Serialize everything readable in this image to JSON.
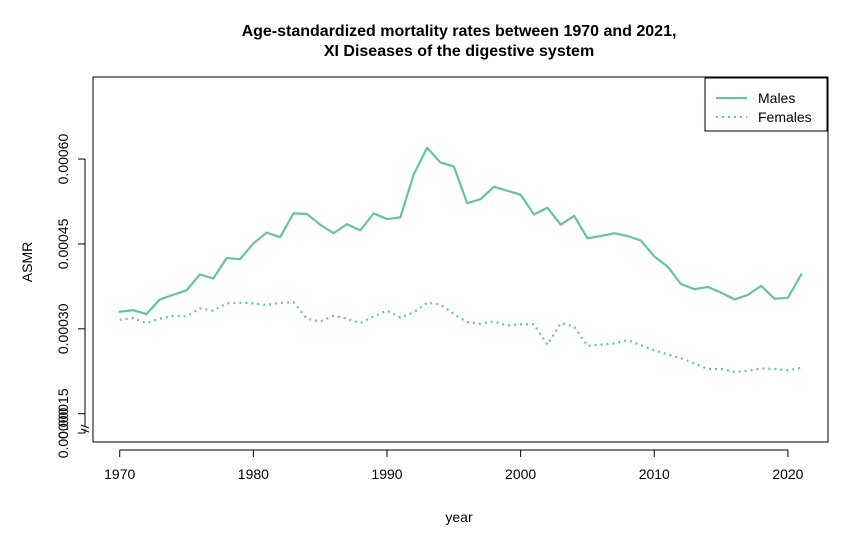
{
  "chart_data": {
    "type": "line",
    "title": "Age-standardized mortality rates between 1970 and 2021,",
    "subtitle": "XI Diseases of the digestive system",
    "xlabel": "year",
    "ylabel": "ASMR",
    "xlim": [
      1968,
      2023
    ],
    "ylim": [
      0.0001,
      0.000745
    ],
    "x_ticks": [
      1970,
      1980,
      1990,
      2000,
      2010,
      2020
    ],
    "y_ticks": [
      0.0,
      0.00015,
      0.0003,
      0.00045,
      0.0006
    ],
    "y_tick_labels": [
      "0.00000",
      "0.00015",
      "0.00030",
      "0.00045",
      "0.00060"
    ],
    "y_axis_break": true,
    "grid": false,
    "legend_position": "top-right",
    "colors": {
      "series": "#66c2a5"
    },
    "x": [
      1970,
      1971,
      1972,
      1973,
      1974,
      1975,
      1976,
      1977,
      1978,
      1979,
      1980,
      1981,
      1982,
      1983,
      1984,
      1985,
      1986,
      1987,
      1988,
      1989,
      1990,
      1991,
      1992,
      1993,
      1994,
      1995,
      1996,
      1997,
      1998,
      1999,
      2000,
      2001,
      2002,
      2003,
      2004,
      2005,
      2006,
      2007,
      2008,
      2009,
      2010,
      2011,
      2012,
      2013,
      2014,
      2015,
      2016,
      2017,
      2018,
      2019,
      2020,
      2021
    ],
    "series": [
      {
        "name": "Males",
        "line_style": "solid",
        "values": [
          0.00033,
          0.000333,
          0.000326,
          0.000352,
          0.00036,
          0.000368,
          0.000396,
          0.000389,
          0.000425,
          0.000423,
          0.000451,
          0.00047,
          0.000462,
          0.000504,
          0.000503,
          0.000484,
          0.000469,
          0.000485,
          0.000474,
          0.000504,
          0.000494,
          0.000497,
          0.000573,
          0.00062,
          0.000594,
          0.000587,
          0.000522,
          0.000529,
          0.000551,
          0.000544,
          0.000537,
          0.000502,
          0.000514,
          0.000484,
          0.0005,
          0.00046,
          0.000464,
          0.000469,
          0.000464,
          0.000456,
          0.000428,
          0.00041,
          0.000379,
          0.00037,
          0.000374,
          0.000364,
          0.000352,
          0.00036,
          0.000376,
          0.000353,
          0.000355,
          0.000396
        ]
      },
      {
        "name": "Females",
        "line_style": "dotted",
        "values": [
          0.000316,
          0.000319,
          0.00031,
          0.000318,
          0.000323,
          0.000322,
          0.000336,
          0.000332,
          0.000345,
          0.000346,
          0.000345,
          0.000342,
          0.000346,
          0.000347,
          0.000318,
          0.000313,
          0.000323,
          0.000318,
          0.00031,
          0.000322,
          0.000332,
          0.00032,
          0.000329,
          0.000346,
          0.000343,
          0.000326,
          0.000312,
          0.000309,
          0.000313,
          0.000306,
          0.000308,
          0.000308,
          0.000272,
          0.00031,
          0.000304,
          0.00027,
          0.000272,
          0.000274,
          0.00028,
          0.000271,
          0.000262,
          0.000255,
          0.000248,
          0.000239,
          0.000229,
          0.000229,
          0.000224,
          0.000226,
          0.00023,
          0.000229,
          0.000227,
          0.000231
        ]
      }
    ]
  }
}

════════════════

TASK STATEMENT: Print every entry exactly as written, without the pictures.

OUTPUT OF THE EXERCISE:
Serialize everything readable in this image to JSON.
{
  "chart_data": {
    "type": "line",
    "title": "Age-standardized mortality rates between 1970 and 2021,",
    "subtitle": "XI Diseases of the digestive system",
    "xlabel": "year",
    "ylabel": "ASMR",
    "xlim": [
      1968,
      2023
    ],
    "ylim": [
      0.0001,
      0.000745
    ],
    "x_ticks": [
      1970,
      1980,
      1990,
      2000,
      2010,
      2020
    ],
    "y_ticks": [
      0.0,
      0.00015,
      0.0003,
      0.00045,
      0.0006
    ],
    "y_tick_labels": [
      "0.00000",
      "0.00015",
      "0.00030",
      "0.00045",
      "0.00060"
    ],
    "y_axis_break": true,
    "grid": false,
    "legend_position": "top-right",
    "colors": {
      "series": "#66c2a5"
    },
    "x": [
      1970,
      1971,
      1972,
      1973,
      1974,
      1975,
      1976,
      1977,
      1978,
      1979,
      1980,
      1981,
      1982,
      1983,
      1984,
      1985,
      1986,
      1987,
      1988,
      1989,
      1990,
      1991,
      1992,
      1993,
      1994,
      1995,
      1996,
      1997,
      1998,
      1999,
      2000,
      2001,
      2002,
      2003,
      2004,
      2005,
      2006,
      2007,
      2008,
      2009,
      2010,
      2011,
      2012,
      2013,
      2014,
      2015,
      2016,
      2017,
      2018,
      2019,
      2020,
      2021
    ],
    "series": [
      {
        "name": "Males",
        "line_style": "solid",
        "values": [
          0.00033,
          0.000333,
          0.000326,
          0.000352,
          0.00036,
          0.000368,
          0.000396,
          0.000389,
          0.000425,
          0.000423,
          0.000451,
          0.00047,
          0.000462,
          0.000504,
          0.000503,
          0.000484,
          0.000469,
          0.000485,
          0.000474,
          0.000504,
          0.000494,
          0.000497,
          0.000573,
          0.00062,
          0.000594,
          0.000587,
          0.000522,
          0.000529,
          0.000551,
          0.000544,
          0.000537,
          0.000502,
          0.000514,
          0.000484,
          0.0005,
          0.00046,
          0.000464,
          0.000469,
          0.000464,
          0.000456,
          0.000428,
          0.00041,
          0.000379,
          0.00037,
          0.000374,
          0.000364,
          0.000352,
          0.00036,
          0.000376,
          0.000353,
          0.000355,
          0.000396
        ]
      },
      {
        "name": "Females",
        "line_style": "dotted",
        "values": [
          0.000316,
          0.000319,
          0.00031,
          0.000318,
          0.000323,
          0.000322,
          0.000336,
          0.000332,
          0.000345,
          0.000346,
          0.000345,
          0.000342,
          0.000346,
          0.000347,
          0.000318,
          0.000313,
          0.000323,
          0.000318,
          0.00031,
          0.000322,
          0.000332,
          0.00032,
          0.000329,
          0.000346,
          0.000343,
          0.000326,
          0.000312,
          0.000309,
          0.000313,
          0.000306,
          0.000308,
          0.000308,
          0.000272,
          0.00031,
          0.000304,
          0.00027,
          0.000272,
          0.000274,
          0.00028,
          0.000271,
          0.000262,
          0.000255,
          0.000248,
          0.000239,
          0.000229,
          0.000229,
          0.000224,
          0.000226,
          0.00023,
          0.000229,
          0.000227,
          0.000231
        ]
      }
    ]
  }
}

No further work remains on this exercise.